▶ _Materials provided_:
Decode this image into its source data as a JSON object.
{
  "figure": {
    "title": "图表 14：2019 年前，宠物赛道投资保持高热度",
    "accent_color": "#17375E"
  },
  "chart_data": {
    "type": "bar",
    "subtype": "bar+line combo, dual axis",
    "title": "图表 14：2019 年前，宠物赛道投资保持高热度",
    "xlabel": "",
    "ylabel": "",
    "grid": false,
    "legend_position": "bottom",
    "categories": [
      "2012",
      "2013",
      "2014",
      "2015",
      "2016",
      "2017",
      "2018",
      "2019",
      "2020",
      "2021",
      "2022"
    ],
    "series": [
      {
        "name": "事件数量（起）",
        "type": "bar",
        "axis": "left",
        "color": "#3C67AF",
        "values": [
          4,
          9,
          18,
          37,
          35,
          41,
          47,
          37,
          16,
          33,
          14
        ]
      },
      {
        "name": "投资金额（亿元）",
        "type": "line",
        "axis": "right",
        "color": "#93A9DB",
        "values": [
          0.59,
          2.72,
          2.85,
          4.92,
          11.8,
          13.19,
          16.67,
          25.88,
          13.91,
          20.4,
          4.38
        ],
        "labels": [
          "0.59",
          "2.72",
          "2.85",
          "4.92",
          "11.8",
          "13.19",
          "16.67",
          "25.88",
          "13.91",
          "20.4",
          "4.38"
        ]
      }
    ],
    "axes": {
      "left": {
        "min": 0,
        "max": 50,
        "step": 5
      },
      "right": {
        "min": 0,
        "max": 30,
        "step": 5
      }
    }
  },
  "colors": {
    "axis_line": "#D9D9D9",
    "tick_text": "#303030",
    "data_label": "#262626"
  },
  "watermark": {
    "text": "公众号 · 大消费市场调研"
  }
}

▶ _Your goal_: Extract the data in full. Keep it word for word.

▶ _Final answer_:
Decode this image into its source data as a JSON object.
{
  "figure": {
    "title": "图表 14：2019 年前，宠物赛道投资保持高热度",
    "accent_color": "#17375E"
  },
  "chart_data": {
    "type": "bar",
    "subtype": "bar+line combo, dual axis",
    "title": "图表 14：2019 年前，宠物赛道投资保持高热度",
    "xlabel": "",
    "ylabel": "",
    "grid": false,
    "legend_position": "bottom",
    "categories": [
      "2012",
      "2013",
      "2014",
      "2015",
      "2016",
      "2017",
      "2018",
      "2019",
      "2020",
      "2021",
      "2022"
    ],
    "series": [
      {
        "name": "事件数量（起）",
        "type": "bar",
        "axis": "left",
        "color": "#3C67AF",
        "values": [
          4,
          9,
          18,
          37,
          35,
          41,
          47,
          37,
          16,
          33,
          14
        ]
      },
      {
        "name": "投资金额（亿元）",
        "type": "line",
        "axis": "right",
        "color": "#93A9DB",
        "values": [
          0.59,
          2.72,
          2.85,
          4.92,
          11.8,
          13.19,
          16.67,
          25.88,
          13.91,
          20.4,
          4.38
        ],
        "labels": [
          "0.59",
          "2.72",
          "2.85",
          "4.92",
          "11.8",
          "13.19",
          "16.67",
          "25.88",
          "13.91",
          "20.4",
          "4.38"
        ]
      }
    ],
    "axes": {
      "left": {
        "min": 0,
        "max": 50,
        "step": 5
      },
      "right": {
        "min": 0,
        "max": 30,
        "step": 5
      }
    }
  },
  "colors": {
    "axis_line": "#D9D9D9",
    "tick_text": "#303030",
    "data_label": "#262626"
  },
  "watermark": {
    "text": "公众号 · 大消费市场调研"
  }
}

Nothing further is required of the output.